TASK GOAL: Word for word, quote all of the material, omitting the pictures.

* start *

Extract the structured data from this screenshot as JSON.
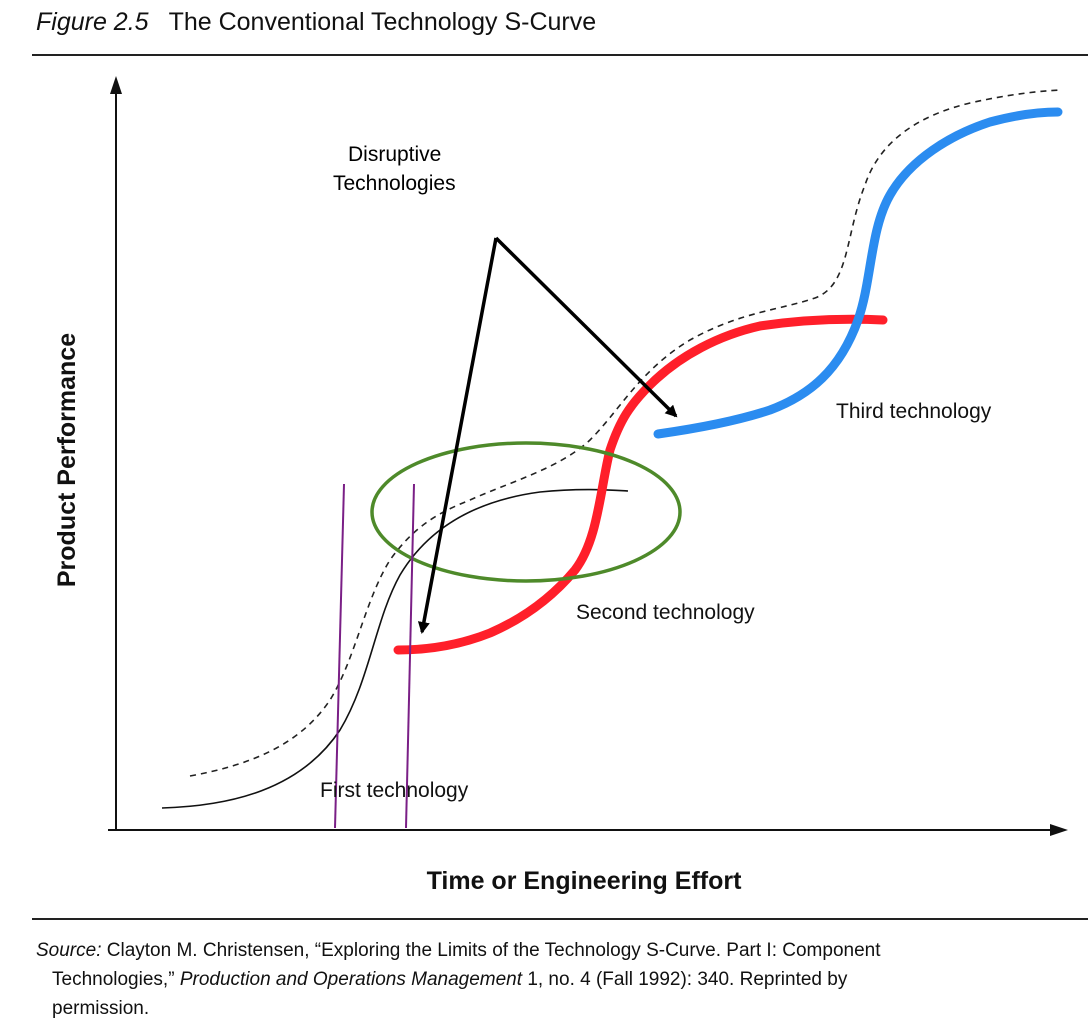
{
  "figure": {
    "label": "Figure 2.5",
    "title": "The Conventional Technology S-Curve"
  },
  "axes": {
    "x_label": "Time or Engineering Effort",
    "y_label": "Product Performance"
  },
  "annotations": {
    "disruptive_line1": "Disruptive",
    "disruptive_line2": "Technologies"
  },
  "curves": {
    "first": "First technology",
    "second": "Second technology",
    "third": "Third technology"
  },
  "colors": {
    "second_curve": "#ff1f2a",
    "third_curve": "#2b8cf0",
    "ellipse": "#4e8a2a",
    "vertical_lines": "#7a1f86",
    "arrows": "#000000"
  },
  "source": {
    "prefix": "Source:",
    "line1_a": "Clayton M. Christensen, “Exploring the Limits of the Technology S-Curve. Part I: Component",
    "line2_a": "Technologies,”",
    "journal": "Production and Operations Management",
    "line2_b": "1, no. 4 (Fall 1992): 340. Reprinted by",
    "line3": "permission."
  }
}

* end *

FULL OUTPUT:
Extract the structured data from this screenshot as JSON.
{
  "figure": {
    "label": "Figure 2.5",
    "title": "The Conventional Technology S-Curve"
  },
  "axes": {
    "x_label": "Time or Engineering Effort",
    "y_label": "Product Performance"
  },
  "annotations": {
    "disruptive_line1": "Disruptive",
    "disruptive_line2": "Technologies"
  },
  "curves": {
    "first": "First technology",
    "second": "Second technology",
    "third": "Third technology"
  },
  "colors": {
    "second_curve": "#ff1f2a",
    "third_curve": "#2b8cf0",
    "ellipse": "#4e8a2a",
    "vertical_lines": "#7a1f86",
    "arrows": "#000000"
  },
  "source": {
    "prefix": "Source:",
    "line1_a": "Clayton M. Christensen, “Exploring the Limits of the Technology S-Curve. Part I: Component",
    "line2_a": "Technologies,”",
    "journal": "Production and Operations Management",
    "line2_b": "1, no. 4 (Fall 1992): 340. Reprinted by",
    "line3": "permission."
  }
}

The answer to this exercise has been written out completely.